Copy each line exactly.

=== SUPPLIED DATA ===

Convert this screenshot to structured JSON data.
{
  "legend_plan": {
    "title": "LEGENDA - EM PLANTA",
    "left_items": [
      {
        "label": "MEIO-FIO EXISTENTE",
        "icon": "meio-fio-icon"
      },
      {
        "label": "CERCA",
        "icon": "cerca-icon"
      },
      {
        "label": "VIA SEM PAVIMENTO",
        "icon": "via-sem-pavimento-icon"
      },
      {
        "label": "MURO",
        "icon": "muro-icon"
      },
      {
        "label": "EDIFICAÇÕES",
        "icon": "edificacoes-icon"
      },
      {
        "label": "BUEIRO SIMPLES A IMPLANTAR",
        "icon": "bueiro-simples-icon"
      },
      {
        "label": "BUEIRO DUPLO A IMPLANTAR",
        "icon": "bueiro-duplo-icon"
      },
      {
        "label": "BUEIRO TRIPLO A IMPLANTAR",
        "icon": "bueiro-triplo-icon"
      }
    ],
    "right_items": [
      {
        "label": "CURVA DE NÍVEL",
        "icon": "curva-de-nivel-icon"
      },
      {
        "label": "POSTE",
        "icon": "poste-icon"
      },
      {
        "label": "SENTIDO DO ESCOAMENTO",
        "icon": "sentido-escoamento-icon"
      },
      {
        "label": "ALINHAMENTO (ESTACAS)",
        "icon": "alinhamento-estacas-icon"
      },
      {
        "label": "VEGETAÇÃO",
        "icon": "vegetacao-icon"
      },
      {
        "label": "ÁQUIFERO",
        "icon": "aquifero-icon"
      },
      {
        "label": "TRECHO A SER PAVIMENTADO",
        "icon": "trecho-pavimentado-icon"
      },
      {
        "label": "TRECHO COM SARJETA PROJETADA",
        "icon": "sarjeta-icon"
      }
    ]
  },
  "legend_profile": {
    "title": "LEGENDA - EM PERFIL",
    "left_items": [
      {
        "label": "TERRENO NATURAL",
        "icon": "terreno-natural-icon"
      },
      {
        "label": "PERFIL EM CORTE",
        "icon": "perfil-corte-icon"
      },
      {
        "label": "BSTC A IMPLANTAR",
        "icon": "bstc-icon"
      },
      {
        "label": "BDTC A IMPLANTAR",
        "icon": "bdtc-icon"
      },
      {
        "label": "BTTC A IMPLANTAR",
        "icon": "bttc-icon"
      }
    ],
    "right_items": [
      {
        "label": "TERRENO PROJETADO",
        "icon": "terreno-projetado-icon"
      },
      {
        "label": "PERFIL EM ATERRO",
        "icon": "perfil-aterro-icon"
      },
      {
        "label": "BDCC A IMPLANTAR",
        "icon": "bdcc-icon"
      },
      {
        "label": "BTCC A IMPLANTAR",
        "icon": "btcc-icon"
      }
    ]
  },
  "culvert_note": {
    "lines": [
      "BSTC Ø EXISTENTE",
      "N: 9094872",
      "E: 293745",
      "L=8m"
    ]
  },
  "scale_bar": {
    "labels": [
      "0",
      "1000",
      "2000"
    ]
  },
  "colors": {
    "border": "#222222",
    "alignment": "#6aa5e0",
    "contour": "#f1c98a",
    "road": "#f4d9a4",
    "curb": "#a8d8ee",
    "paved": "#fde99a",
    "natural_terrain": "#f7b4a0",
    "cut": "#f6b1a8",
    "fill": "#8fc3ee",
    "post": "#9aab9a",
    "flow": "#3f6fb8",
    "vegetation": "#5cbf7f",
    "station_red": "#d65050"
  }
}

===

PROBLEM SOLUTION –
Convert this screenshot to structured JSON data.
{
  "legend_plan": {
    "title": "LEGENDA - EM PLANTA",
    "left_items": [
      {
        "label": "MEIO-FIO EXISTENTE",
        "icon": "meio-fio-icon"
      },
      {
        "label": "CERCA",
        "icon": "cerca-icon"
      },
      {
        "label": "VIA SEM PAVIMENTO",
        "icon": "via-sem-pavimento-icon"
      },
      {
        "label": "MURO",
        "icon": "muro-icon"
      },
      {
        "label": "EDIFICAÇÕES",
        "icon": "edificacoes-icon"
      },
      {
        "label": "BUEIRO SIMPLES A IMPLANTAR",
        "icon": "bueiro-simples-icon"
      },
      {
        "label": "BUEIRO DUPLO A IMPLANTAR",
        "icon": "bueiro-duplo-icon"
      },
      {
        "label": "BUEIRO TRIPLO A IMPLANTAR",
        "icon": "bueiro-triplo-icon"
      }
    ],
    "right_items": [
      {
        "label": "CURVA DE NÍVEL",
        "icon": "curva-de-nivel-icon"
      },
      {
        "label": "POSTE",
        "icon": "poste-icon"
      },
      {
        "label": "SENTIDO DO ESCOAMENTO",
        "icon": "sentido-escoamento-icon"
      },
      {
        "label": "ALINHAMENTO (ESTACAS)",
        "icon": "alinhamento-estacas-icon"
      },
      {
        "label": "VEGETAÇÃO",
        "icon": "vegetacao-icon"
      },
      {
        "label": "ÁQUIFERO",
        "icon": "aquifero-icon"
      },
      {
        "label": "TRECHO A SER PAVIMENTADO",
        "icon": "trecho-pavimentado-icon"
      },
      {
        "label": "TRECHO COM SARJETA PROJETADA",
        "icon": "sarjeta-icon"
      }
    ]
  },
  "legend_profile": {
    "title": "LEGENDA - EM PERFIL",
    "left_items": [
      {
        "label": "TERRENO NATURAL",
        "icon": "terreno-natural-icon"
      },
      {
        "label": "PERFIL EM CORTE",
        "icon": "perfil-corte-icon"
      },
      {
        "label": "BSTC A IMPLANTAR",
        "icon": "bstc-icon"
      },
      {
        "label": "BDTC A IMPLANTAR",
        "icon": "bdtc-icon"
      },
      {
        "label": "BTTC A IMPLANTAR",
        "icon": "bttc-icon"
      }
    ],
    "right_items": [
      {
        "label": "TERRENO PROJETADO",
        "icon": "terreno-projetado-icon"
      },
      {
        "label": "PERFIL EM ATERRO",
        "icon": "perfil-aterro-icon"
      },
      {
        "label": "BDCC A IMPLANTAR",
        "icon": "bdcc-icon"
      },
      {
        "label": "BTCC A IMPLANTAR",
        "icon": "btcc-icon"
      }
    ]
  },
  "culvert_note": {
    "lines": [
      "BSTC Ø EXISTENTE",
      "N: 9094872",
      "E: 293745",
      "L=8m"
    ]
  },
  "scale_bar": {
    "labels": [
      "0",
      "1000",
      "2000"
    ]
  },
  "colors": {
    "border": "#222222",
    "alignment": "#6aa5e0",
    "contour": "#f1c98a",
    "road": "#f4d9a4",
    "curb": "#a8d8ee",
    "paved": "#fde99a",
    "natural_terrain": "#f7b4a0",
    "cut": "#f6b1a8",
    "fill": "#8fc3ee",
    "post": "#9aab9a",
    "flow": "#3f6fb8",
    "vegetation": "#5cbf7f",
    "station_red": "#d65050"
  }
}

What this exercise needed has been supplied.